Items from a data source
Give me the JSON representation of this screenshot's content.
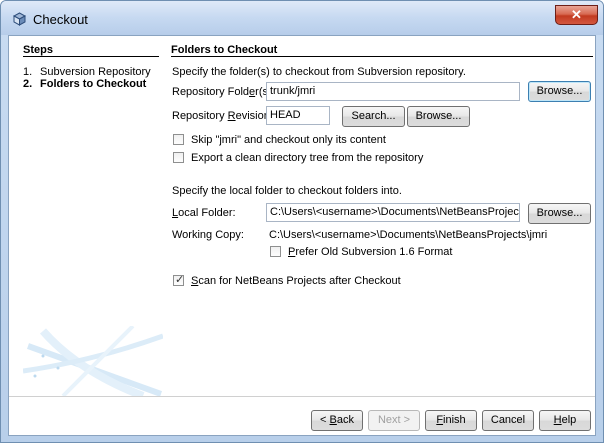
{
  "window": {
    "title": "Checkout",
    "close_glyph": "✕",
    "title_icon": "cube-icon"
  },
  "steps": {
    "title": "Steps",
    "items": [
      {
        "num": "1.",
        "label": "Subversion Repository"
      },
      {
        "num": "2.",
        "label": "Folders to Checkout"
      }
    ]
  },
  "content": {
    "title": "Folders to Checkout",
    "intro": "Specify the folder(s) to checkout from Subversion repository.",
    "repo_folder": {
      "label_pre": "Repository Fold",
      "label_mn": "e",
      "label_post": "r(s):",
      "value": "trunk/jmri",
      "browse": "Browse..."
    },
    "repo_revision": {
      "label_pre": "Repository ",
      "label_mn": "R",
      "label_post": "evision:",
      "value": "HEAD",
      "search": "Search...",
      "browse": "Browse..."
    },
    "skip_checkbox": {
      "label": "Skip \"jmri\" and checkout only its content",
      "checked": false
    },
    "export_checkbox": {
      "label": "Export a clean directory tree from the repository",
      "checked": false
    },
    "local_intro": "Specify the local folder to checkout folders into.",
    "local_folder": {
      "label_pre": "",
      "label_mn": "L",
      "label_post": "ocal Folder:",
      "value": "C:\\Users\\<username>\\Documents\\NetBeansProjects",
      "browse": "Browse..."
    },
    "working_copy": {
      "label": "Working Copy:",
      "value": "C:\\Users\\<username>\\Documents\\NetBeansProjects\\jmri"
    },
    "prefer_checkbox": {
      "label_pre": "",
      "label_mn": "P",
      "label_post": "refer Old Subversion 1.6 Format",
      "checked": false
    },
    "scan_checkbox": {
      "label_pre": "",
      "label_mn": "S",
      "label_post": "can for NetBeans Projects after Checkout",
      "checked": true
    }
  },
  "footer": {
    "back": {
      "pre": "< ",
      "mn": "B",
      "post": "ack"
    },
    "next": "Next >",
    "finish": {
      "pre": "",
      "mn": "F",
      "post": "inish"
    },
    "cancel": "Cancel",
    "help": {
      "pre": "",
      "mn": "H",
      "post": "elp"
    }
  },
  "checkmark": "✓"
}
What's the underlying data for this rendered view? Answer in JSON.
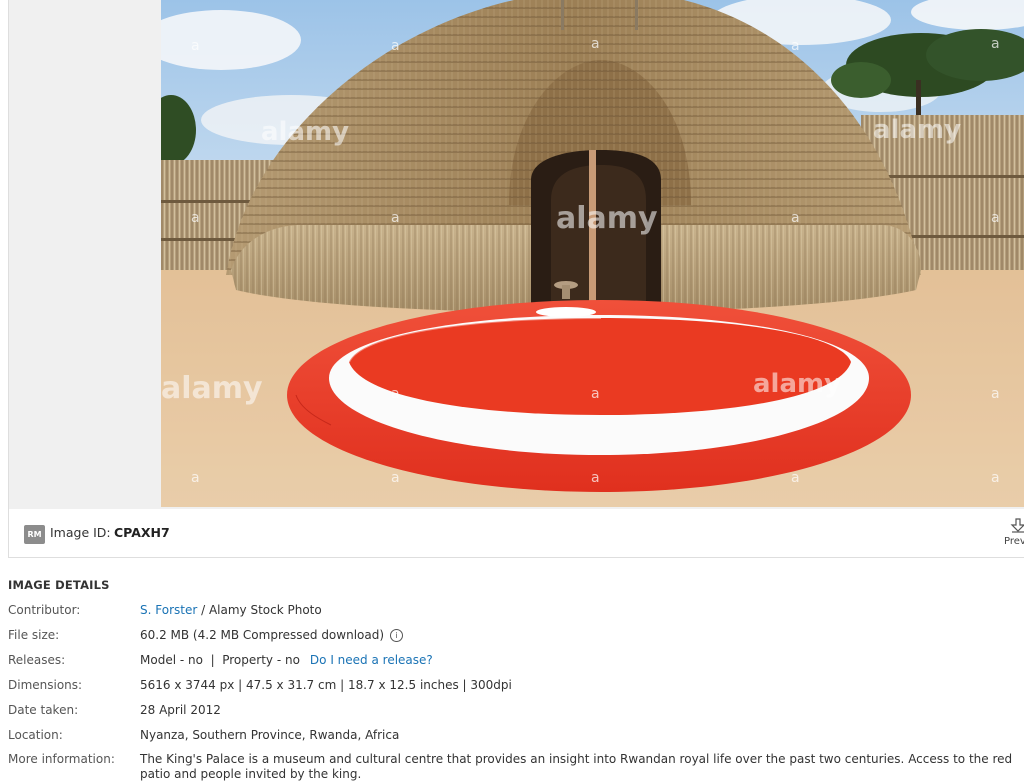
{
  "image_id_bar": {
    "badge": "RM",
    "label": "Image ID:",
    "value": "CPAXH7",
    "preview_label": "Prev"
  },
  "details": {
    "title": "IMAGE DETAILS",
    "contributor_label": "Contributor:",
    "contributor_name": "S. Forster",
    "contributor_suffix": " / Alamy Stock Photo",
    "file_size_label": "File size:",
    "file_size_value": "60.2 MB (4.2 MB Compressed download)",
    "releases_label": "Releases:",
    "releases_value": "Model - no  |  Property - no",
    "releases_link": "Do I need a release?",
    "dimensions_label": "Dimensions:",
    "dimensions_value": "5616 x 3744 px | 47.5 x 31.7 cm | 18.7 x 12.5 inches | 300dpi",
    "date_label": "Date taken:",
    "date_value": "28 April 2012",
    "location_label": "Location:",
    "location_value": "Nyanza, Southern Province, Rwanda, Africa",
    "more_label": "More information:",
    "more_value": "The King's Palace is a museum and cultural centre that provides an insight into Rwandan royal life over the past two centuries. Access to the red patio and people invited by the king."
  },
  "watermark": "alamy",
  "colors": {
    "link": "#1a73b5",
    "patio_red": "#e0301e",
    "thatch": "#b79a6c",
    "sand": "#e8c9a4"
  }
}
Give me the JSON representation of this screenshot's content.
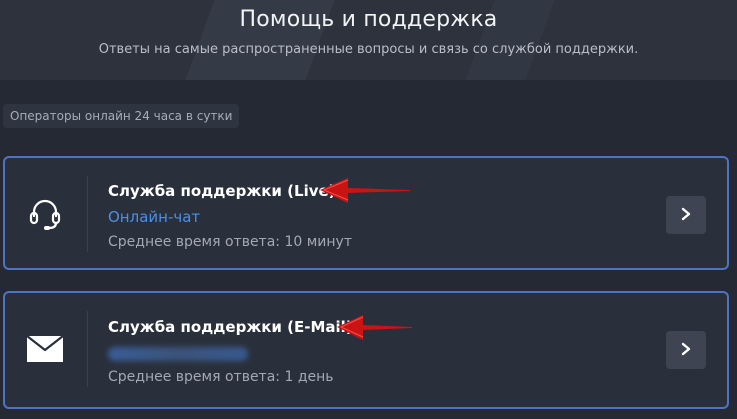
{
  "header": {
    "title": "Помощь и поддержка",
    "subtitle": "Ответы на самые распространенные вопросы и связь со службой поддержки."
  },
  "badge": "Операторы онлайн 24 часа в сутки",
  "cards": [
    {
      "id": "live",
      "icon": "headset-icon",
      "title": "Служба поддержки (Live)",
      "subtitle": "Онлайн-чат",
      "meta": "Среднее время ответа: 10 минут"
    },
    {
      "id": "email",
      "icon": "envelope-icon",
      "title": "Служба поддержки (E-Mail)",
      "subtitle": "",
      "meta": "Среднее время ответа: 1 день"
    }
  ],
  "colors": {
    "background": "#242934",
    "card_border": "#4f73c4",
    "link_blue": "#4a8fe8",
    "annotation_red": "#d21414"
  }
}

YOUR GOAL
Write the listing out a second time exactly, dropping all images.

RESULT BELOW
Give me the JSON representation of this screenshot's content.
{
  "window": {
    "title": "Checkout",
    "close_glyph": "✕",
    "title_icon": "cube-icon"
  },
  "steps": {
    "title": "Steps",
    "items": [
      {
        "num": "1.",
        "label": "Subversion Repository"
      },
      {
        "num": "2.",
        "label": "Folders to Checkout"
      }
    ]
  },
  "content": {
    "title": "Folders to Checkout",
    "intro": "Specify the folder(s) to checkout from Subversion repository.",
    "repo_folder": {
      "label_pre": "Repository Fold",
      "label_mn": "e",
      "label_post": "r(s):",
      "value": "trunk/jmri",
      "browse": "Browse..."
    },
    "repo_revision": {
      "label_pre": "Repository ",
      "label_mn": "R",
      "label_post": "evision:",
      "value": "HEAD",
      "search": "Search...",
      "browse": "Browse..."
    },
    "skip_checkbox": {
      "label": "Skip \"jmri\" and checkout only its content",
      "checked": false
    },
    "export_checkbox": {
      "label": "Export a clean directory tree from the repository",
      "checked": false
    },
    "local_intro": "Specify the local folder to checkout folders into.",
    "local_folder": {
      "label_pre": "",
      "label_mn": "L",
      "label_post": "ocal Folder:",
      "value": "C:\\Users\\<username>\\Documents\\NetBeansProjects",
      "browse": "Browse..."
    },
    "working_copy": {
      "label": "Working Copy:",
      "value": "C:\\Users\\<username>\\Documents\\NetBeansProjects\\jmri"
    },
    "prefer_checkbox": {
      "label_pre": "",
      "label_mn": "P",
      "label_post": "refer Old Subversion 1.6 Format",
      "checked": false
    },
    "scan_checkbox": {
      "label_pre": "",
      "label_mn": "S",
      "label_post": "can for NetBeans Projects after Checkout",
      "checked": true
    }
  },
  "footer": {
    "back": {
      "pre": "< ",
      "mn": "B",
      "post": "ack"
    },
    "next": "Next >",
    "finish": {
      "pre": "",
      "mn": "F",
      "post": "inish"
    },
    "cancel": "Cancel",
    "help": {
      "pre": "",
      "mn": "H",
      "post": "elp"
    }
  },
  "checkmark": "✓"
}
What's the underlying data for this rendered view? Answer in JSON.
{
  "image_id_bar": {
    "badge": "RM",
    "label": "Image ID:",
    "value": "CPAXH7",
    "preview_label": "Prev"
  },
  "details": {
    "title": "IMAGE DETAILS",
    "contributor_label": "Contributor:",
    "contributor_name": "S. Forster",
    "contributor_suffix": " / Alamy Stock Photo",
    "file_size_label": "File size:",
    "file_size_value": "60.2 MB (4.2 MB Compressed download)",
    "releases_label": "Releases:",
    "releases_value": "Model - no  |  Property - no",
    "releases_link": "Do I need a release?",
    "dimensions_label": "Dimensions:",
    "dimensions_value": "5616 x 3744 px | 47.5 x 31.7 cm | 18.7 x 12.5 inches | 300dpi",
    "date_label": "Date taken:",
    "date_value": "28 April 2012",
    "location_label": "Location:",
    "location_value": "Nyanza, Southern Province, Rwanda, Africa",
    "more_label": "More information:",
    "more_value": "The King's Palace is a museum and cultural centre that provides an insight into Rwandan royal life over the past two centuries. Access to the red patio and people invited by the king."
  },
  "watermark": "alamy",
  "colors": {
    "link": "#1a73b5",
    "patio_red": "#e0301e",
    "thatch": "#b79a6c",
    "sand": "#e8c9a4"
  }
}
Give me the JSON representation of this screenshot's content.
{
  "header": {
    "title": "Помощь и поддержка",
    "subtitle": "Ответы на самые распространенные вопросы и связь со службой поддержки."
  },
  "badge": "Операторы онлайн 24 часа в сутки",
  "cards": [
    {
      "id": "live",
      "icon": "headset-icon",
      "title": "Служба поддержки (Live)",
      "subtitle": "Онлайн-чат",
      "meta": "Среднее время ответа: 10 минут"
    },
    {
      "id": "email",
      "icon": "envelope-icon",
      "title": "Служба поддержки (E-Mail)",
      "subtitle": "",
      "meta": "Среднее время ответа: 1 день"
    }
  ],
  "colors": {
    "background": "#242934",
    "card_border": "#4f73c4",
    "link_blue": "#4a8fe8",
    "annotation_red": "#d21414"
  }
}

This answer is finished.